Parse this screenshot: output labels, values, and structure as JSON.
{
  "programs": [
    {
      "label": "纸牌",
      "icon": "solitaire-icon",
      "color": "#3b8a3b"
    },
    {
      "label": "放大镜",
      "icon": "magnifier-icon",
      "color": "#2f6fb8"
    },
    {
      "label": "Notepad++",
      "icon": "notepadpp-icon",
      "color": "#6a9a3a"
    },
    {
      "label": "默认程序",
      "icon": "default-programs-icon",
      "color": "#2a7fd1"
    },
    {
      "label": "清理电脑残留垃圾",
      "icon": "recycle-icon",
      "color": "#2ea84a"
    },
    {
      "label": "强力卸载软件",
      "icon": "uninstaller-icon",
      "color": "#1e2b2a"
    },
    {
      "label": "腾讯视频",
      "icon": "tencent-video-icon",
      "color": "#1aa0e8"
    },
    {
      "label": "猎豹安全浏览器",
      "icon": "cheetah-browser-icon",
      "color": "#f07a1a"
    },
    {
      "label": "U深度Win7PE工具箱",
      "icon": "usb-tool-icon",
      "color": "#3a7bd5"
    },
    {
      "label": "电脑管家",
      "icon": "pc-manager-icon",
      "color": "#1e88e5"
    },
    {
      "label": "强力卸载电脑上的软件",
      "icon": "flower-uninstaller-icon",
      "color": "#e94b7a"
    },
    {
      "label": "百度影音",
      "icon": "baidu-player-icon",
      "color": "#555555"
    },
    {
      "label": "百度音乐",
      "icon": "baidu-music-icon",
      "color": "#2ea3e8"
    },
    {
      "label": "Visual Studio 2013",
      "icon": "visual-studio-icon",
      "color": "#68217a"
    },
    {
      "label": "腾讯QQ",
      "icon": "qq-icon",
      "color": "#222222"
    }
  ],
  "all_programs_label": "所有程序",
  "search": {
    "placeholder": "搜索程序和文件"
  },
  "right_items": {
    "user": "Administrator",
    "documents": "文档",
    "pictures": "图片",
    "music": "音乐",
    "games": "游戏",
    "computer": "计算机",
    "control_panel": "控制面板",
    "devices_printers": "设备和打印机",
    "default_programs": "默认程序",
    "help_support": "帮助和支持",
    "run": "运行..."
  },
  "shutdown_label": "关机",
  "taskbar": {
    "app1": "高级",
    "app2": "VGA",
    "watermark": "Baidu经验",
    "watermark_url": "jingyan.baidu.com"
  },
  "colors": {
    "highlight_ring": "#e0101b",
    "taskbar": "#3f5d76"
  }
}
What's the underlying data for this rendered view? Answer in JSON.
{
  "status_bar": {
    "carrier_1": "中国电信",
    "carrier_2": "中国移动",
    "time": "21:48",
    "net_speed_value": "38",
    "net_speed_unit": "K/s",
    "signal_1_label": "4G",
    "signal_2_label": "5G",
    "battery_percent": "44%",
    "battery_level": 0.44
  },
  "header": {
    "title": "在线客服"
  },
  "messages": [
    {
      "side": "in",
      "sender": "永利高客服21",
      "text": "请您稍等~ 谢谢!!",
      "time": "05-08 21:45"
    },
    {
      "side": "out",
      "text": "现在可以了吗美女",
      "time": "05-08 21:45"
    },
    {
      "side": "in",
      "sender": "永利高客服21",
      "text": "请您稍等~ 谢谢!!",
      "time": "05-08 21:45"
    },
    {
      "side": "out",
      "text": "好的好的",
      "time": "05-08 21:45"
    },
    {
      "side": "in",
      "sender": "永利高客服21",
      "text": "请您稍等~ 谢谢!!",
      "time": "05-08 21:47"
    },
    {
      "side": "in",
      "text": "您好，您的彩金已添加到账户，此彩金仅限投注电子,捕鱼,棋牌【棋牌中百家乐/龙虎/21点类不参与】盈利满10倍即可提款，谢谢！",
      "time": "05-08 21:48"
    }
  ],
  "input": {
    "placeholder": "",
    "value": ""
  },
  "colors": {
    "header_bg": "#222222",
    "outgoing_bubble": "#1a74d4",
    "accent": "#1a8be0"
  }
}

□ □ □

Return the lines above, from the one containing "What's the underlying" to the end, exactly as they stand.

What's the underlying data for this rendered view? Answer in JSON.
{
  "status_bar": {
    "carrier_1": "中国电信",
    "carrier_2": "中国移动",
    "time": "21:48",
    "net_speed_value": "38",
    "net_speed_unit": "K/s",
    "signal_1_label": "4G",
    "signal_2_label": "5G",
    "battery_percent": "44%",
    "battery_level": 0.44
  },
  "header": {
    "title": "在线客服"
  },
  "messages": [
    {
      "side": "in",
      "sender": "永利高客服21",
      "text": "请您稍等~ 谢谢!!",
      "time": "05-08 21:45"
    },
    {
      "side": "out",
      "text": "现在可以了吗美女",
      "time": "05-08 21:45"
    },
    {
      "side": "in",
      "sender": "永利高客服21",
      "text": "请您稍等~ 谢谢!!",
      "time": "05-08 21:45"
    },
    {
      "side": "out",
      "text": "好的好的",
      "time": "05-08 21:45"
    },
    {
      "side": "in",
      "sender": "永利高客服21",
      "text": "请您稍等~ 谢谢!!",
      "time": "05-08 21:47"
    },
    {
      "side": "in",
      "text": "您好，您的彩金已添加到账户，此彩金仅限投注电子,捕鱼,棋牌【棋牌中百家乐/龙虎/21点类不参与】盈利满10倍即可提款，谢谢！",
      "time": "05-08 21:48"
    }
  ],
  "input": {
    "placeholder": "",
    "value": ""
  },
  "colors": {
    "header_bg": "#222222",
    "outgoing_bubble": "#1a74d4",
    "accent": "#1a8be0"
  }
}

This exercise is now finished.